A block of data
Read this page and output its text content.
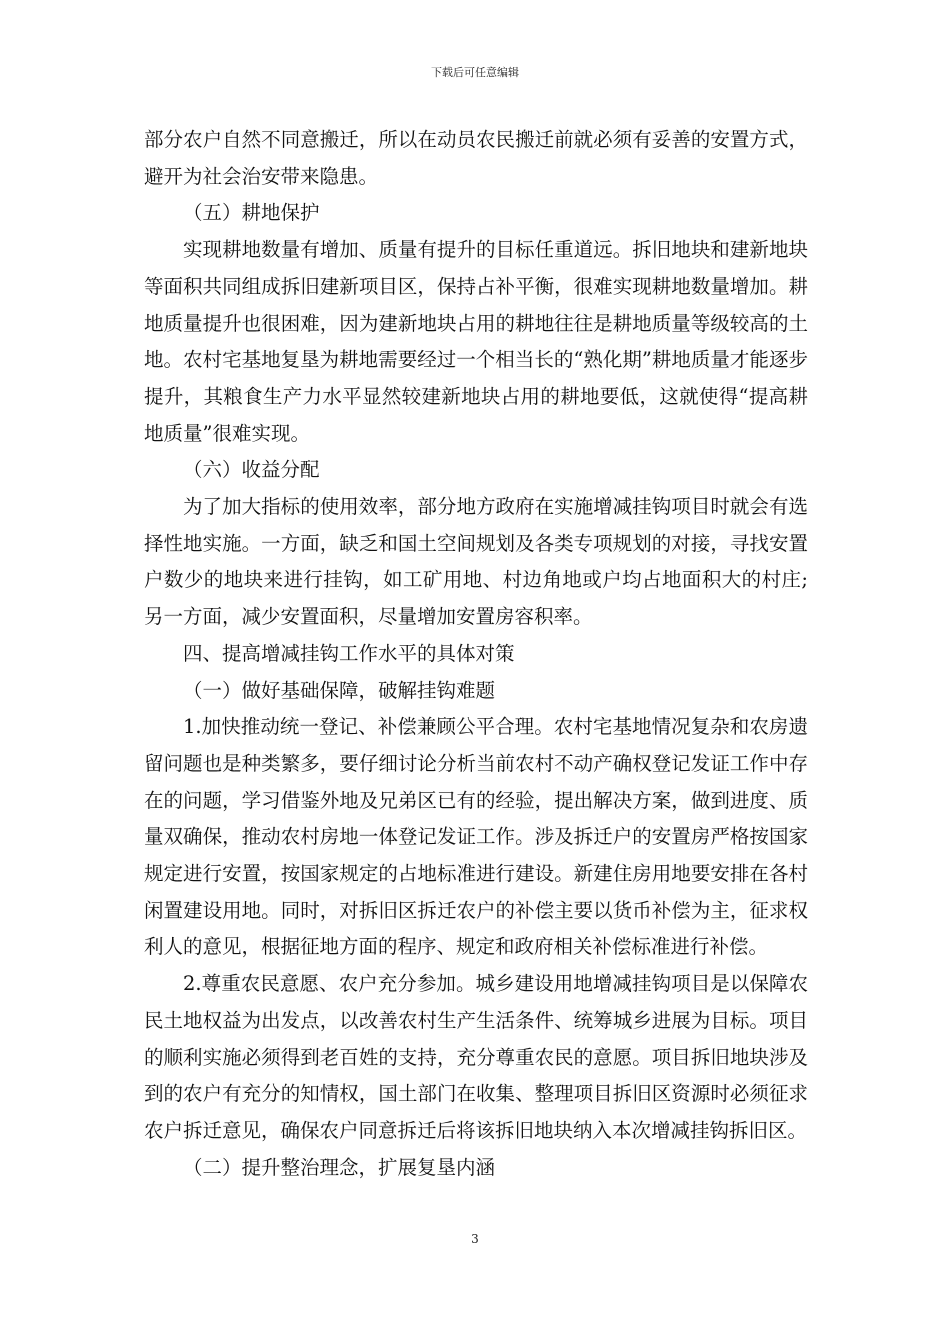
下载后可任意编辑

部分农户自然不同意搬迁，所以在动员农民搬迁前就必须有妥善的安置方式，避开为社会治安带来隐患。

（五）耕地保护

实现耕地数量有增加、质量有提升的目标任重道远。拆旧地块和建新地块等面积共同组成拆旧建新项目区，保持占补平衡，很难实现耕地数量增加。耕地质量提升也很困难，因为建新地块占用的耕地往往是耕地质量等级较高的土地。农村宅基地复垦为耕地需要经过一个相当长的“熟化期”耕地质量才能逐步提升，其粮食生产力水平显然较建新地块占用的耕地要低，这就使得“提高耕地质量”很难实现。

（六）收益分配

为了加大指标的使用效率，部分地方政府在实施增减挂钩项目时就会有选择性地实施。一方面，缺乏和国土空间规划及各类专项规划的对接，寻找安置户数少的地块来进行挂钩，如工矿用地、村边角地或户均占地面积大的村庄;另一方面，减少安置面积，尽量增加安置房容积率。

四、提高增减挂钩工作水平的具体对策

（一）做好基础保障，破解挂钩难题

1.加快推动统一登记、补偿兼顾公平合理。农村宅基地情况复杂和农房遗留问题也是种类繁多，要仔细讨论分析当前农村不动产确权登记发证工作中存在的问题，学习借鉴外地及兄弟区已有的经验，提出解决方案，做到进度、质量双确保，推动农村房地一体登记发证工作。涉及拆迁户的安置房严格按国家规定进行安置，按国家规定的占地标准进行建设。新建住房用地要安排在各村闲置建设用地。同时，对拆旧区拆迁农户的补偿主要以货币补偿为主，征求权利人的意见，根据征地方面的程序、规定和政府相关补偿标准进行补偿。

2.尊重农民意愿、农户充分参加。城乡建设用地增减挂钩项目是以保障农民土地权益为出发点，以改善农村生产生活条件、统筹城乡进展为目标。项目的顺利实施必须得到老百姓的支持，充分尊重农民的意愿。项目拆旧地块涉及到的农户有充分的知情权，国土部门在收集、整理项目拆旧区资源时必须征求农户拆迁意见，确保农户同意拆迁后将该拆旧地块纳入本次增减挂钩拆旧区。

（二）提升整治理念，扩展复垦内涵

3
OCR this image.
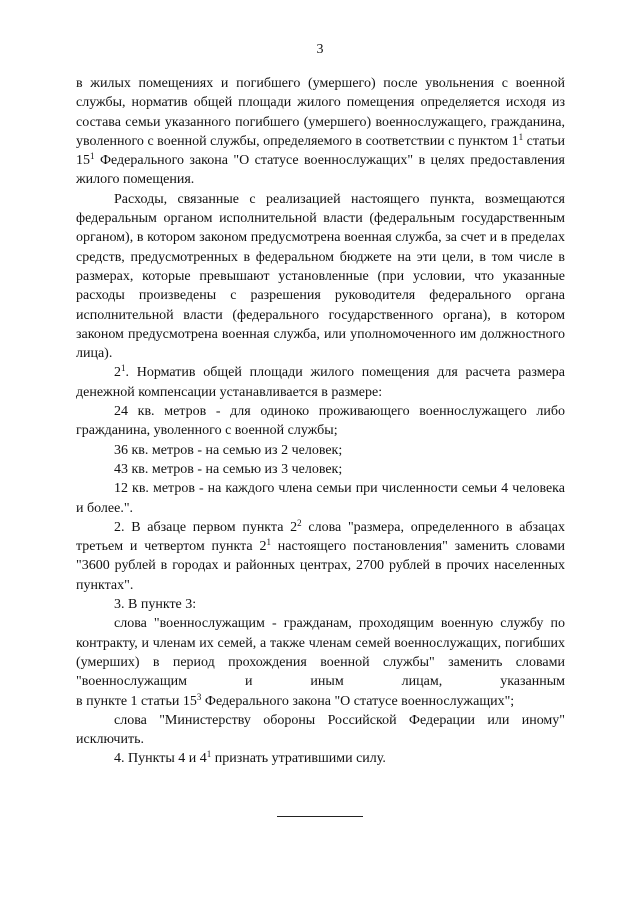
3

в жилых помещениях и погибшего (умершего) после увольнения с военной службы, норматив общей площади жилого помещения определяется исходя из состава семьи указанного погибшего (умершего) военнослужащего, гражданина, уволенного с военной службы, определяемого в соответствии с пунктом $1^1$ статьи $15^1$ Федерального закона "О статусе военнослужащих" в целях предоставления жилого помещения.

Расходы, связанные с реализацией настоящего пункта, возмещаются федеральным органом исполнительной власти (федеральным государственным органом), в котором законом предусмотрена военная служба, за счет и в пределах средств, предусмотренных в федеральном бюджете на эти цели, в том числе в размерах, которые превышают установленные (при условии, что указанные расходы произведены с разрешения руководителя федерального органа исполнительной власти (федерального государственного органа), в котором законом предусмотрена военная служба, или уполномоченного им должностного лица).

$2^1$. Норматив общей площади жилого помещения для расчета размера денежной компенсации устанавливается в размере:

24 кв. метров - для одиноко проживающего военнослужащего либо гражданина, уволенного с военной службы;

36 кв. метров - на семью из 2 человек;

43 кв. метров - на семью из 3 человек;

12 кв. метров - на каждого члена семьи при численности семьи 4 человека и более.".

2. В абзаце первом пункта $2^2$ слова "размера, определенного в абзацах третьем и четвертом пункта $2^1$ настоящего постановления" заменить словами "3600 рублей в городах и районных центрах, 2700 рублей в прочих населенных пунктах".

3. В пункте 3:

слова "военнослужащим - гражданам, проходящим военную службу по контракту, и членам их семей, а также членам семей военнослужащих, погибших (умерших) в период прохождения военной службы" заменить словами "военнослужащим и иным лицам, указанным

в пункте 1 статьи $15^3$ Федерального закона "О статусе военнослужащих";

слова "Министерству обороны Российской Федерации или иному" исключить.

4. Пункты 4 и $4^1$ признать утратившими силу.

*The problem*:
Copy every line that contains the string "пункте".

*Result*:
3. В пункте 3:
в пункте 1 статьи $15^3$ Федерального закона "О статусе военнослужащих";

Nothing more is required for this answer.